— About this exercise —
Can you pull out each line of the data below that includes the word "transparent"?

— Raw data —
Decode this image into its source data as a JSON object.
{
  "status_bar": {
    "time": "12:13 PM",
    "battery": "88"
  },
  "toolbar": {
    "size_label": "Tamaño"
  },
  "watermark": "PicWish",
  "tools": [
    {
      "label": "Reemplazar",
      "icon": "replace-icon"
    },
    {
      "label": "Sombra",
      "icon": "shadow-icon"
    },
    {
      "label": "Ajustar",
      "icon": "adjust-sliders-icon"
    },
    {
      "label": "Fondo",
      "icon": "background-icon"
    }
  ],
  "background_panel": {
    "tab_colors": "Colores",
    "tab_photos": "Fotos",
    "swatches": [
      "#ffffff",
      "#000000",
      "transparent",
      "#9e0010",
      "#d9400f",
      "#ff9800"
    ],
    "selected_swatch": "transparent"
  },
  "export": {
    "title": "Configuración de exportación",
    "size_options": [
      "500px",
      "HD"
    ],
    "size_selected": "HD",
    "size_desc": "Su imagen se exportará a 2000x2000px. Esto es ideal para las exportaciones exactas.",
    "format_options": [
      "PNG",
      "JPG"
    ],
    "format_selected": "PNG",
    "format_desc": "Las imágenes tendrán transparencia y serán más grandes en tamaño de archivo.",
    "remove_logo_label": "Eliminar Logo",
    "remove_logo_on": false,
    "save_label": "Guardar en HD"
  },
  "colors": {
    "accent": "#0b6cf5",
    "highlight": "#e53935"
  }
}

— Solution to the exercise —
      "transparent",
    "selected_swatch": "transparent"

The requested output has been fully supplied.